▸ **DOCUMENT EXCERPT**
From cjm at ava.com.au  Wed Oct 13 16:32:14 2004
From: cjm at ava.com.au (Chris Munchenberg)
Date: Thu, 14 Oct 2004 00:02:14 +0930
Subject: [Csv] PEP 305
Message-ID: <416D3C6E.10305@ava.com.au>

Hi,

I have been using the cvs module extensively, and find it very useful.

Ths only thing is that many of the csv files I use have headers - and 
the Dictionary Reader doesn't cope with them well. I've started using a 
slightly modified version. Feel free to do whatever - use it or delete 
it immediately from your inbox.

Chris Munchenberg.
================================================================

from csv import reader

class MyDictReader:
    def __init__(self, f, fieldnames = None, restkey=None, restval=None,
                 dialect="excel", *args, **kwds):
        f.seek(0)
        self.reader = reader(f, dialect, *args, **kwds)
        self.f = f
        if fieldnames:
            self.fieldnames = fieldnames    # list of keys for the dict
        else:
            self.fieldnames = self.reader.next() # use header row as 
keys for the dictionary
        self.restkey = restkey          # key to catch long rows
        self.restval = restval          # default value for short rows

    def __iter__(self):
        return self

    def next(self):
        row = self.reader.next()
        # unlike the basic reader, we prefer not to return blanks,
        # because we will typically wind up with a dict full of None
        # values
        while row == []:
            row = self.reader.next()
        d = dict(zip(self.fieldnames, row))
        lf = len(self.fieldnames)
        lr = len(row)
        if lf < lr:
            d[self.restkey] = row[lf:]
        elif lf > lr:
            for key in self.fieldnames[lr:]:
                d[key] = self.restval
        return d

    def reset(self):
        self.f.seek(0)
        self.f.readline()


From skip at pobox.com  Sun Oct 17 15:51:39 2004
From: skip at pobox.com (Skip Montanaro)
Date: Sun, 17 Oct 2004 08:51:39 -0500
Subject: [Csv] PEP 305
In-Reply-To: <416D3C6E.10305@ava.com.au>
References: <416D3C6E.10305@ava.com.au>
Message-ID: <16754.30955.440451.414391@montanaro.dyndns.org>


    Chris> Ths only thing is that many of the csv files I use have headers -
    Chris> and the Dictionary Reader doesn't cope with them well. 

In 2.4 this gets better.  If the fieldnames arg to the constructor is None,
it assumes the first line contains column headers.

Stored items from a collection:
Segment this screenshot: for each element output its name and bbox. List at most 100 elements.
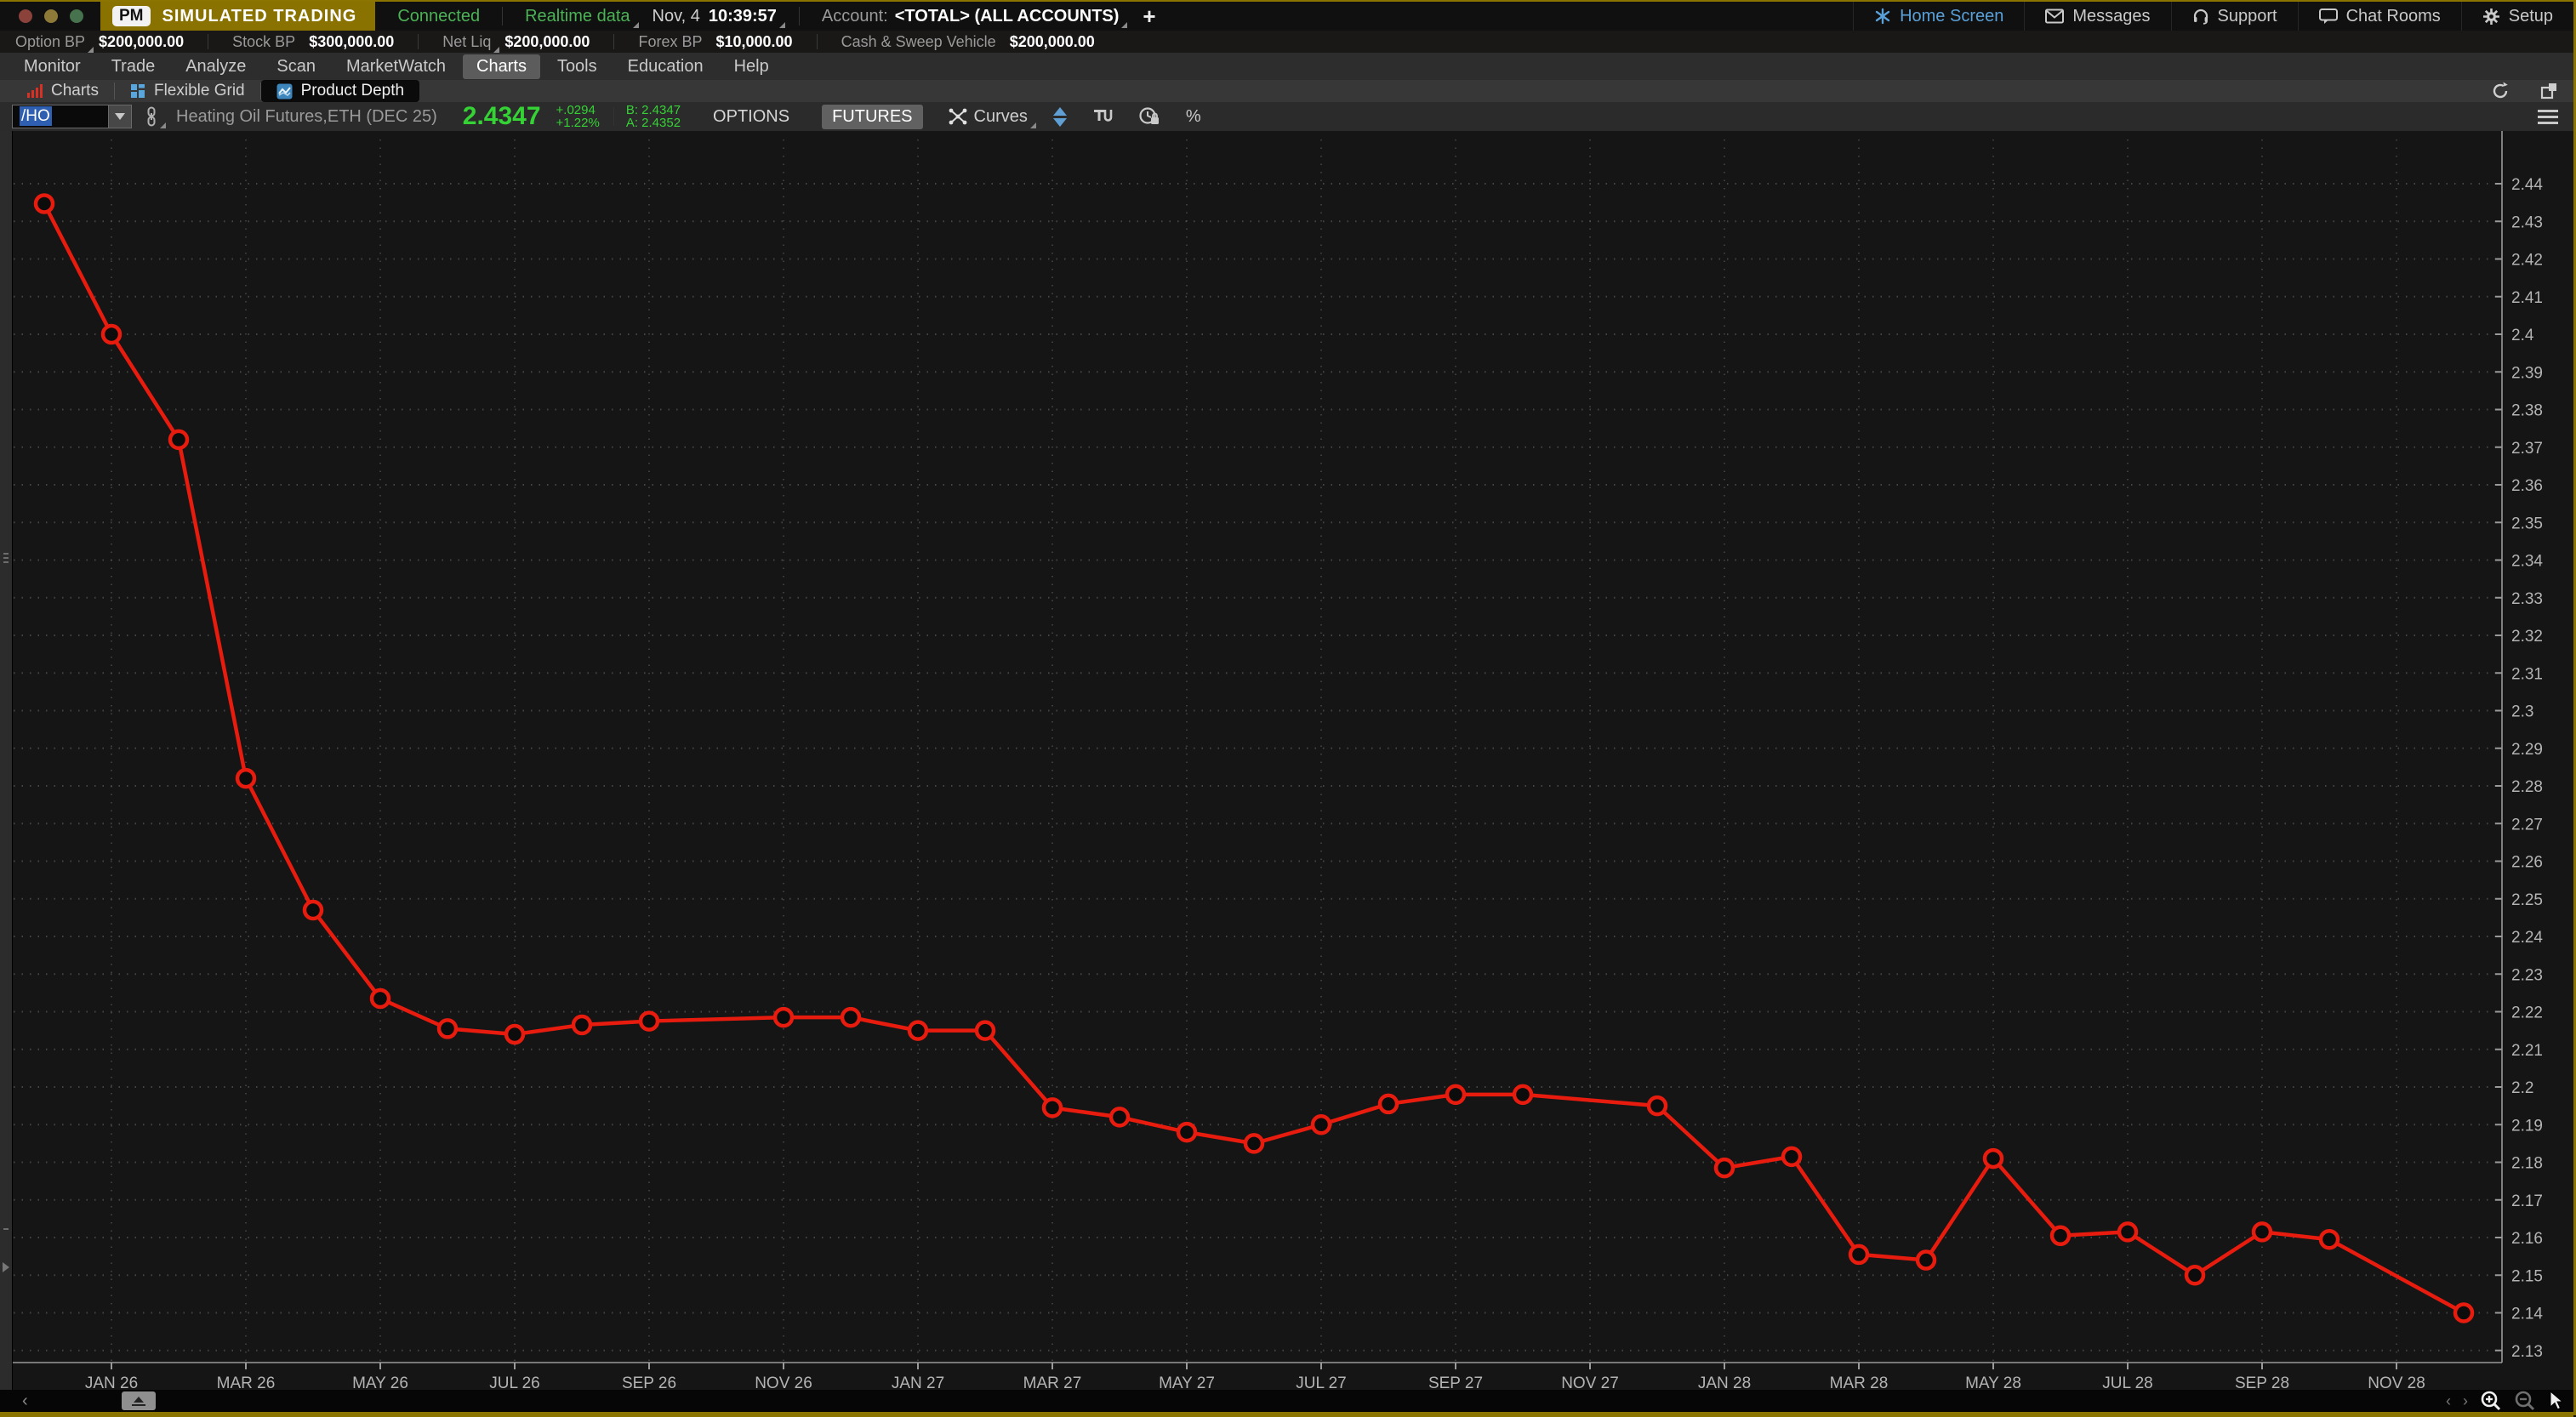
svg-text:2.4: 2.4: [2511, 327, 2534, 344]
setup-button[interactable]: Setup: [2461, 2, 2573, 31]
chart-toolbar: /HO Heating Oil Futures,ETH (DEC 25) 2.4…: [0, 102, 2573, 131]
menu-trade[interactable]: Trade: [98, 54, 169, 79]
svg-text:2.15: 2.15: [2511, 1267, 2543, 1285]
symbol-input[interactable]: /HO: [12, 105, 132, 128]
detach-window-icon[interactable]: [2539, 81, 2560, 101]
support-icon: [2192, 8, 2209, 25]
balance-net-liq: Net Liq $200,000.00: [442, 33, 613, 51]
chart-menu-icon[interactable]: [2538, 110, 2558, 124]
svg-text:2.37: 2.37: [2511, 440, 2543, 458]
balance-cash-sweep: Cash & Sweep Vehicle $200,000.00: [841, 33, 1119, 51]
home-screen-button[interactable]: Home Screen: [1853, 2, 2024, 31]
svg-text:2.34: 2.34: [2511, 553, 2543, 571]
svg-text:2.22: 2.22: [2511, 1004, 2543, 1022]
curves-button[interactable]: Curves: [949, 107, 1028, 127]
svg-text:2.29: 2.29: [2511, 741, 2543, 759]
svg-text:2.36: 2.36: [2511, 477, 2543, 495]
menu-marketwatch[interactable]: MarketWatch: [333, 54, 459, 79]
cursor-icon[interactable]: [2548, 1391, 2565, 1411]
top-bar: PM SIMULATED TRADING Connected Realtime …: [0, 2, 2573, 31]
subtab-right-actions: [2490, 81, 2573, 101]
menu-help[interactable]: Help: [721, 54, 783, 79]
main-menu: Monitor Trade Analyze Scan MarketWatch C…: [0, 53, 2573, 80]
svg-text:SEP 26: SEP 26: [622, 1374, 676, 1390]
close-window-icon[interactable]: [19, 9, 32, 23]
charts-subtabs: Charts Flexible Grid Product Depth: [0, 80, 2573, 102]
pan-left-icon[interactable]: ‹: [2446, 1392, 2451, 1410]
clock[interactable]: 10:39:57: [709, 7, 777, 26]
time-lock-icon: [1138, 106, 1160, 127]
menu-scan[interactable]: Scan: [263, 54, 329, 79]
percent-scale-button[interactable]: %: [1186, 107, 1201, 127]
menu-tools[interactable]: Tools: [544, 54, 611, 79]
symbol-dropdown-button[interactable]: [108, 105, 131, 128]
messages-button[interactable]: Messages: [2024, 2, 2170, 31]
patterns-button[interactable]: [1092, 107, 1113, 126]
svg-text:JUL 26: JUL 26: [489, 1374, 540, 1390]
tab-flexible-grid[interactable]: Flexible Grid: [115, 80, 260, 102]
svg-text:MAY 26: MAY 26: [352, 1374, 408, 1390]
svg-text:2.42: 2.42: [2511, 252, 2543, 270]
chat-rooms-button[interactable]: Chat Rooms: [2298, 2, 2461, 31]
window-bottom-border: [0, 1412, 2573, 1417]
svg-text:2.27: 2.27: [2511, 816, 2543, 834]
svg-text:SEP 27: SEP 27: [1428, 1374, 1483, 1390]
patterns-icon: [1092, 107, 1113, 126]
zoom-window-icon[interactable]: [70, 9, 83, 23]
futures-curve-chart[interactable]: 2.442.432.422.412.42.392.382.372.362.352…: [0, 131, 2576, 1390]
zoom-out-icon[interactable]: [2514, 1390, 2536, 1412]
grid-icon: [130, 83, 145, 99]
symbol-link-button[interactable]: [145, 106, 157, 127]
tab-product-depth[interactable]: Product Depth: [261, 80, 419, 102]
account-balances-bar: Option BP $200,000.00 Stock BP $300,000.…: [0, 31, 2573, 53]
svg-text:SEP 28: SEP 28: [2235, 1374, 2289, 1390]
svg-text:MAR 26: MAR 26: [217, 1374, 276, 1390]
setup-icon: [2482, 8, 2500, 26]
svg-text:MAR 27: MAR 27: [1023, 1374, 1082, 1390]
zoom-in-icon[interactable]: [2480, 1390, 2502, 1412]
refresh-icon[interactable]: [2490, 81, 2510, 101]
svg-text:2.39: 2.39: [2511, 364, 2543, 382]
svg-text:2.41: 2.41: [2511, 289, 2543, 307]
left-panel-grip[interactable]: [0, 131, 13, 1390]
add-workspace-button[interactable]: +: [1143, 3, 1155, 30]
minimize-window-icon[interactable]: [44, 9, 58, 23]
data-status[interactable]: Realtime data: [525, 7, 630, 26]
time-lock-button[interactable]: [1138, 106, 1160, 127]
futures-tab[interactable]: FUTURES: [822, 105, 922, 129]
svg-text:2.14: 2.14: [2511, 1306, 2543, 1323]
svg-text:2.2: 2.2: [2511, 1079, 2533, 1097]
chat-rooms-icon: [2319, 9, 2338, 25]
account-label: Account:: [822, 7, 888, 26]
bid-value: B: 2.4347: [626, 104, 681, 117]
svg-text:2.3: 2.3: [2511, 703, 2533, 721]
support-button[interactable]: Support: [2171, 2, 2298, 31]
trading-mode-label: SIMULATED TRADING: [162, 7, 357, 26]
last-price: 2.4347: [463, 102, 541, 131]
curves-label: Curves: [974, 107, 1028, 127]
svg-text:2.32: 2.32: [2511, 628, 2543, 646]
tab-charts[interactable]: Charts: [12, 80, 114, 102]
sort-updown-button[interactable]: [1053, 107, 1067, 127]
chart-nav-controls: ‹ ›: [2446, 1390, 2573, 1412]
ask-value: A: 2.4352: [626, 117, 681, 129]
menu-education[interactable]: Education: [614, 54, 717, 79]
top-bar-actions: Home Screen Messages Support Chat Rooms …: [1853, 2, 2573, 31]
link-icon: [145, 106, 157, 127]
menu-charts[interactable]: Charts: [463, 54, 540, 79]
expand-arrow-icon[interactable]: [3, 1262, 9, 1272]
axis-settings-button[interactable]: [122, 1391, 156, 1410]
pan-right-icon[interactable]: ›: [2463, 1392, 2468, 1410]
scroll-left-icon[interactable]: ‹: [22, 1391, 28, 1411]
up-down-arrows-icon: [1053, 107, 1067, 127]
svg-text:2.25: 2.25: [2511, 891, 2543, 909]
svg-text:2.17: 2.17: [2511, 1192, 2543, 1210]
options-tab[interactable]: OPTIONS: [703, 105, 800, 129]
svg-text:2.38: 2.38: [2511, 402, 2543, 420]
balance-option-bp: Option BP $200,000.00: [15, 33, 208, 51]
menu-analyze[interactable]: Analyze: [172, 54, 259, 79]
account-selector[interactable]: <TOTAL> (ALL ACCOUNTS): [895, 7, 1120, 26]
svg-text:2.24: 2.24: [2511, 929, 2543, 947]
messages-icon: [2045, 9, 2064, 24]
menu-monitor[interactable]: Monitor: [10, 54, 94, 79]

▸ **REQUIRED ACTIONS**
a) From the records, copy verbatim the lines beginning at the one containing "svg-text:2.4: 2.4: [2511, 327, 2534, 344]" and ending with the one containing "pan-left-icon[interactable]: ‹: [2446, 1392, 2451, 1410]".
b) Pick up the mailing-list thread about reading CSV files with headers where it stops, and keep writing it.

▸ **SOLVED TASKS**
a)
svg-text:2.4: 2.4: [2511, 327, 2534, 344]
setup-button[interactable]: Setup: [2461, 2, 2573, 31]
chart-toolbar: /HO Heating Oil Futures,ETH (DEC 25) 2.4…: [0, 102, 2573, 131]
menu-trade[interactable]: Trade: [98, 54, 169, 79]
svg-text:2.15: 2.15: [2511, 1267, 2543, 1285]
symbol-input[interactable]: /HO: [12, 105, 132, 128]
detach-window-icon[interactable]: [2539, 81, 2560, 101]
support-icon: [2192, 8, 2209, 25]
balance-net-liq: Net Liq $200,000.00: [442, 33, 613, 51]
chart-menu-icon[interactable]: [2538, 110, 2558, 124]
svg-text:2.37: 2.37: [2511, 440, 2543, 458]
balance-cash-sweep: Cash & Sweep Vehicle $200,000.00: [841, 33, 1119, 51]
home-screen-button[interactable]: Home Screen: [1853, 2, 2024, 31]
svg-text:2.34: 2.34: [2511, 553, 2543, 571]
svg-text:2.22: 2.22: [2511, 1004, 2543, 1022]
curves-button[interactable]: Curves: [949, 107, 1028, 127]
svg-text:2.29: 2.29: [2511, 741, 2543, 759]
svg-text:2.36: 2.36: [2511, 477, 2543, 495]
menu-marketwatch[interactable]: MarketWatch: [333, 54, 459, 79]
cursor-icon[interactable]: [2548, 1391, 2565, 1411]
top-bar: PM SIMULATED TRADING Connected Realtime …: [0, 2, 2573, 31]
subtab-right-actions: [2490, 81, 2573, 101]
menu-help[interactable]: Help: [721, 54, 783, 79]
main-menu: Monitor Trade Analyze Scan MarketWatch C…: [0, 53, 2573, 80]
svg-text:SEP 26: SEP 26: [622, 1374, 676, 1390]
close-window-icon[interactable]: [19, 9, 32, 23]
charts-subtabs: Charts Flexible Grid Product Depth: [0, 80, 2573, 102]
pan-left-icon[interactable]: ‹: [2446, 1392, 2451, 1410]

b)
    % head -3 garageband.csv 
    "Bandname","Date","Venue","Address","City","State","Zip","Comments","gig_url","band_url","song_url","venue_url","spotlight"
    "18 Wheeler","2004-10-01","Greenfield's","3355 S Yarrow Street,","Denver","Colorado","","","http://www.garageband.com/gigs/profile.html?|pe1|X8TaC3TQ6KinZ1WxZA","http://www.garageband.com/artist/18wheeler","","http://www.jambase.com/search.asp?venueID=12774&di","F"
    "18 Wheeler","2004-10-02","Greenfield's","3355 S Yarrow Street","Denver","Colorado","","","http://www.garageband.com/gigs/profile.html?|pe1|X8TaC3TQ6KinZ1Wxaw","http://www.garageband.com/artist/18wheeler","","http://www.jambase.com/search.asp?venueID=12774&di","F"
    % python
    Python 2.4a3 (#47, Sep 11 2004, 13:51:15) 
    [GCC 3.3 20030304 (Apple Computer, Inc. build 1493)] on darwin
    Type "help", "copyright", "credits" or "license" for more information.
    >>> import csv
    >>> rdr = csv.DictReader(open("garageband.csv", "rb"))
    >>> rdr.next()
    {'City': 'Denver', 'band_url': 'http://www.garageband.com/artist/18wheeler', 'Zip': '', 'song_url': '', 'Venue': "Greenfield's", 'Comments': '', 'State': 'Colorado', 'venue_url': 'http://www.jambase.com/search.asp?venueID=12774&di', 'Address': '3355 S Yarrow Street,', 'Date': '2004-10-01', 'Bandname': '18 Wheeler', 'spotlight': 'F', 'gig_url': 'http://www.garageband.com/gigs/profile.html?|pe1|X8TaC3TQ6KinZ1WxZA'}
    >>> rdr.next()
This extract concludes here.